§ **WHAT THE TASK REQUIRES**
Within the material below, find each line bearing the word "Location" and present it.

§ **SOURCE DATA**
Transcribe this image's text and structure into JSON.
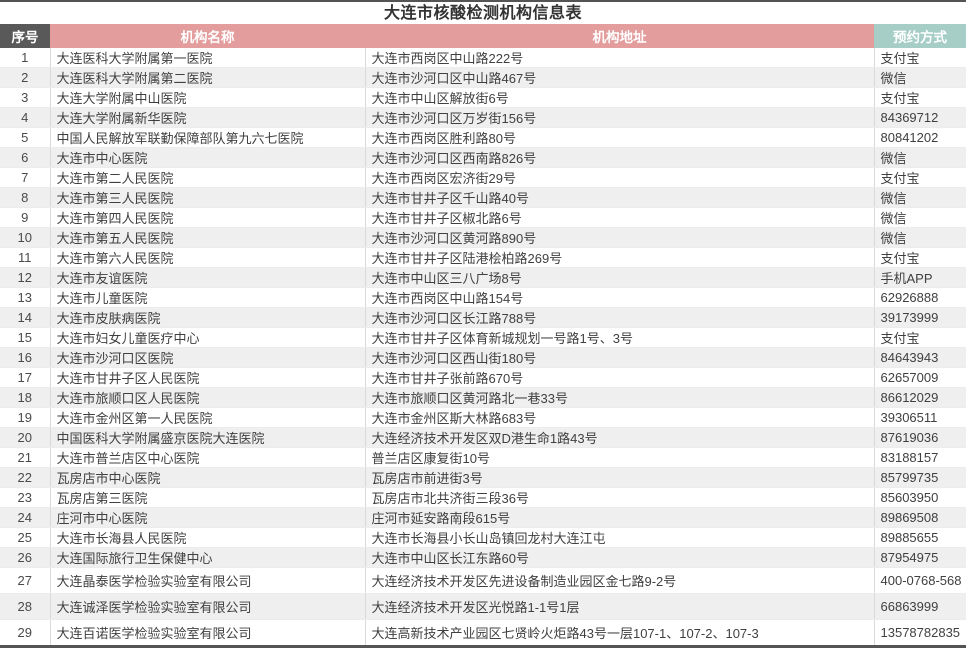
{
  "title": "大连市核酸检测机构信息表",
  "colors": {
    "header_dark": "#595959",
    "header_pink": "#e39d9d",
    "header_teal": "#a6cec7",
    "zebra": "#efefef",
    "rule_color": "#545454"
  },
  "table": {
    "columns": [
      {
        "label": "序号"
      },
      {
        "label": "机构名称"
      },
      {
        "label": "机构地址"
      },
      {
        "label": "预约方式"
      }
    ],
    "rows": [
      {
        "no": "1",
        "name": "大连医科大学附属第一医院",
        "address": "大连市西岗区中山路222号",
        "booking": "支付宝"
      },
      {
        "no": "2",
        "name": "大连医科大学附属第二医院",
        "address": "大连市沙河口区中山路467号",
        "booking": "微信"
      },
      {
        "no": "3",
        "name": "大连大学附属中山医院",
        "address": "大连市中山区解放街6号",
        "booking": "支付宝"
      },
      {
        "no": "4",
        "name": "大连大学附属新华医院",
        "address": "大连市沙河口区万岁街156号",
        "booking": "84369712"
      },
      {
        "no": "5",
        "name": "中国人民解放军联勤保障部队第九六七医院",
        "address": "大连市西岗区胜利路80号",
        "booking": "80841202"
      },
      {
        "no": "6",
        "name": "大连市中心医院",
        "address": "大连市沙河口区西南路826号",
        "booking": "微信"
      },
      {
        "no": "7",
        "name": "大连市第二人民医院",
        "address": "大连市西岗区宏济街29号",
        "booking": "支付宝"
      },
      {
        "no": "8",
        "name": "大连市第三人民医院",
        "address": "大连市甘井子区千山路40号",
        "booking": "微信"
      },
      {
        "no": "9",
        "name": "大连市第四人民医院",
        "address": "大连市甘井子区椒北路6号",
        "booking": "微信"
      },
      {
        "no": "10",
        "name": "大连市第五人民医院",
        "address": "大连市沙河口区黄河路890号",
        "booking": "微信"
      },
      {
        "no": "11",
        "name": "大连市第六人民医院",
        "address": "大连市甘井子区陆港桧柏路269号",
        "booking": "支付宝"
      },
      {
        "no": "12",
        "name": "大连市友谊医院",
        "address": "大连市中山区三八广场8号",
        "booking": "手机APP"
      },
      {
        "no": "13",
        "name": "大连市儿童医院",
        "address": "大连市西岗区中山路154号",
        "booking": "62926888"
      },
      {
        "no": "14",
        "name": "大连市皮肤病医院",
        "address": "大连市沙河口区长江路788号",
        "booking": "39173999"
      },
      {
        "no": "15",
        "name": "大连市妇女儿童医疗中心",
        "address": "大连市甘井子区体育新城规划一号路1号、3号",
        "booking": "支付宝"
      },
      {
        "no": "16",
        "name": "大连市沙河口区医院",
        "address": "大连市沙河口区西山街180号",
        "booking": "84643943"
      },
      {
        "no": "17",
        "name": "大连市甘井子区人民医院",
        "address": "大连市甘井子张前路670号",
        "booking": "62657009"
      },
      {
        "no": "18",
        "name": "大连市旅顺口区人民医院",
        "address": "大连市旅顺口区黄河路北一巷33号",
        "booking": "86612029"
      },
      {
        "no": "19",
        "name": "大连市金州区第一人民医院",
        "address": "大连市金州区斯大林路683号",
        "booking": "39306511"
      },
      {
        "no": "20",
        "name": "中国医科大学附属盛京医院大连医院",
        "address": "大连经济技术开发区双D港生命1路43号",
        "booking": "87619036"
      },
      {
        "no": "21",
        "name": "大连市普兰店区中心医院",
        "address": "普兰店区康复街10号",
        "booking": "83188157"
      },
      {
        "no": "22",
        "name": "瓦房店市中心医院",
        "address": "瓦房店市前进街3号",
        "booking": "85799735"
      },
      {
        "no": "23",
        "name": "瓦房店第三医院",
        "address": "瓦房店市北共济街三段36号",
        "booking": "85603950"
      },
      {
        "no": "24",
        "name": "庄河市中心医院",
        "address": "庄河市延安路南段615号",
        "booking": "89869508"
      },
      {
        "no": "25",
        "name": "大连市长海县人民医院",
        "address": "大连市长海县小长山岛镇回龙村大连江屯",
        "booking": "89885655"
      },
      {
        "no": "26",
        "name": "大连国际旅行卫生保健中心",
        "address": "大连市中山区长江东路60号",
        "booking": "87954975"
      },
      {
        "no": "27",
        "name": "大连晶泰医学检验实验室有限公司",
        "address": "大连经济技术开发区先进设备制造业园区金七路9-2号",
        "booking": "400-0768-568",
        "tall": true
      },
      {
        "no": "28",
        "name": "大连诚泽医学检验实验室有限公司",
        "address": "大连经济技术开发区光悦路1-1号1层",
        "booking": "66863999",
        "tall": true
      },
      {
        "no": "29",
        "name": "大连百诺医学检验实验室有限公司",
        "address": "大连高新技术产业园区七贤岭火炬路43号一层107-1、107-2、107-3",
        "booking": "13578782835",
        "tall": true
      }
    ]
  }
}
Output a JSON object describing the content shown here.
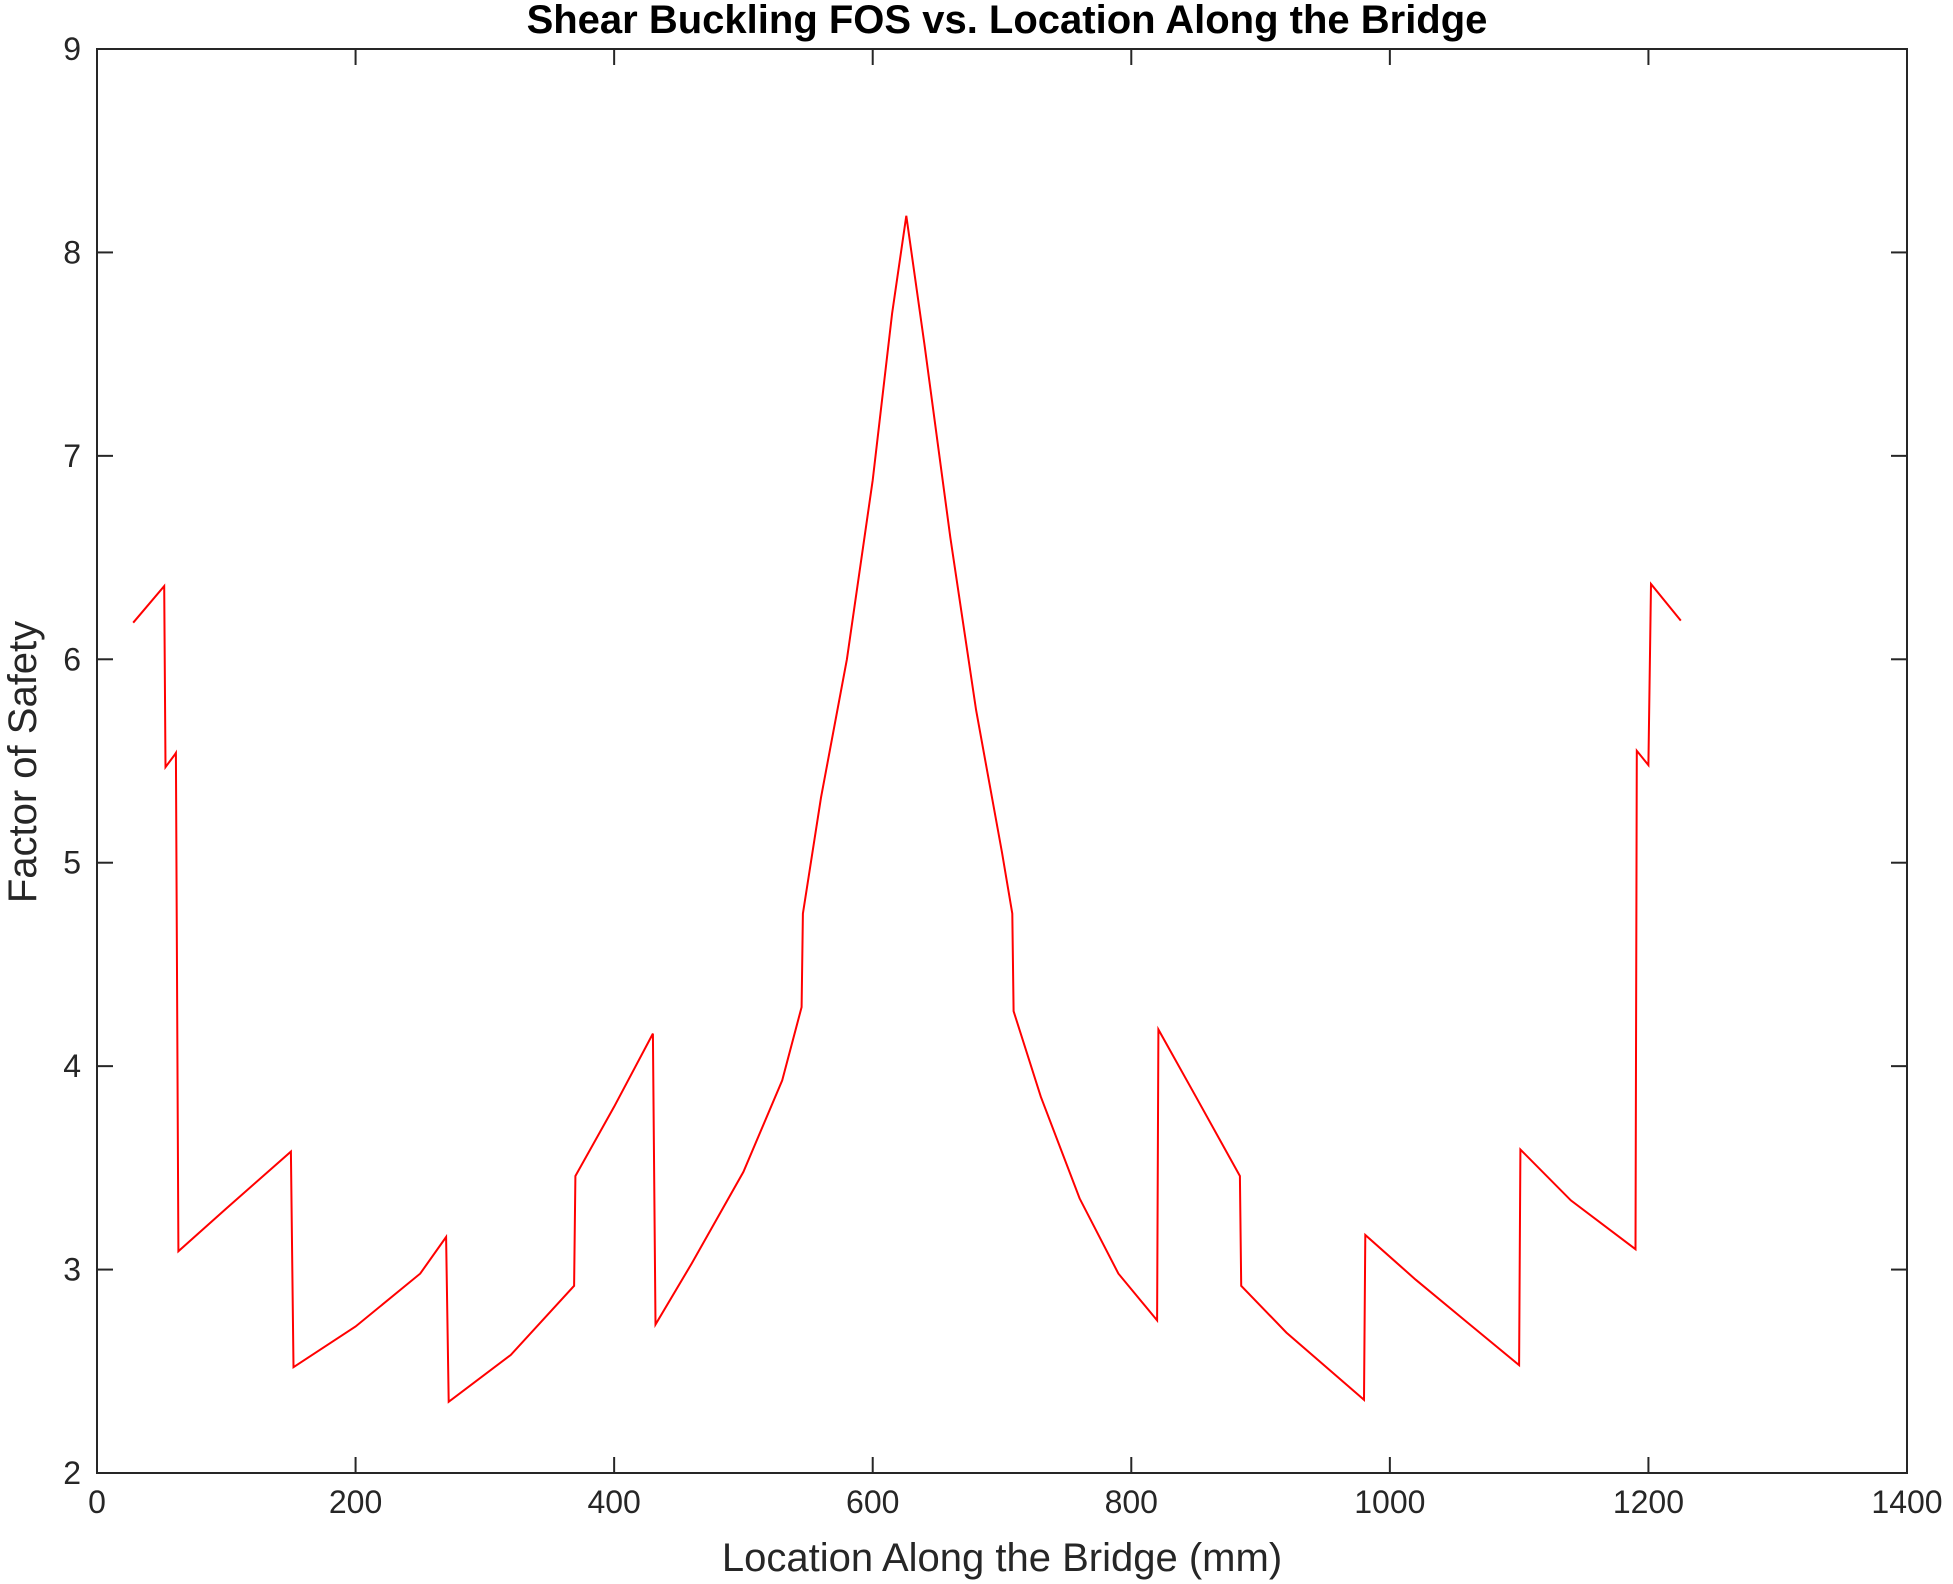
{
  "chart_data": {
    "type": "line",
    "title": "Shear Buckling FOS vs. Location Along the Bridge",
    "xlabel": "Location Along the Bridge (mm)",
    "ylabel": "Factor of Safety",
    "xlim": [
      0,
      1400
    ],
    "ylim": [
      2,
      9
    ],
    "xticks": [
      0,
      200,
      400,
      600,
      800,
      1000,
      1200,
      1400
    ],
    "yticks": [
      2,
      3,
      4,
      5,
      6,
      7,
      8,
      9
    ],
    "grid": false,
    "colors": {
      "line": "#ff0000",
      "axes": "#262626"
    },
    "series": [
      {
        "points": [
          [
            28,
            6.18
          ],
          [
            52,
            6.36
          ],
          [
            53,
            5.47
          ],
          [
            60,
            5.53
          ],
          [
            61,
            5.54
          ],
          [
            63,
            3.09
          ],
          [
            100,
            3.3
          ],
          [
            150,
            3.58
          ],
          [
            152,
            2.52
          ],
          [
            200,
            2.72
          ],
          [
            250,
            2.98
          ],
          [
            270,
            3.16
          ],
          [
            272,
            2.35
          ],
          [
            320,
            2.58
          ],
          [
            369,
            2.92
          ],
          [
            370,
            3.46
          ],
          [
            400,
            3.8
          ],
          [
            430,
            4.16
          ],
          [
            432,
            2.73
          ],
          [
            460,
            3.03
          ],
          [
            500,
            3.48
          ],
          [
            530,
            3.93
          ],
          [
            545,
            4.29
          ],
          [
            546,
            4.75
          ],
          [
            560,
            5.32
          ],
          [
            580,
            6.0
          ],
          [
            600,
            6.88
          ],
          [
            615,
            7.7
          ],
          [
            626,
            8.18
          ],
          [
            640,
            7.55
          ],
          [
            660,
            6.6
          ],
          [
            680,
            5.75
          ],
          [
            700,
            5.05
          ],
          [
            708,
            4.75
          ],
          [
            709,
            4.27
          ],
          [
            730,
            3.85
          ],
          [
            760,
            3.35
          ],
          [
            790,
            2.98
          ],
          [
            820,
            2.75
          ],
          [
            821,
            4.18
          ],
          [
            850,
            3.85
          ],
          [
            884,
            3.46
          ],
          [
            885,
            2.92
          ],
          [
            920,
            2.69
          ],
          [
            960,
            2.47
          ],
          [
            980,
            2.36
          ],
          [
            981,
            3.17
          ],
          [
            1020,
            2.95
          ],
          [
            1060,
            2.74
          ],
          [
            1100,
            2.53
          ],
          [
            1101,
            3.59
          ],
          [
            1140,
            3.34
          ],
          [
            1190,
            3.1
          ],
          [
            1191,
            5.55
          ],
          [
            1200,
            5.48
          ],
          [
            1202,
            6.37
          ],
          [
            1225,
            6.19
          ]
        ]
      }
    ]
  }
}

§ **OUTPUT OF THE EXERCISE**
    "title": "Shear Buckling FOS vs. Location Along the Bridge",
    "xlabel": "Location Along the Bridge (mm)",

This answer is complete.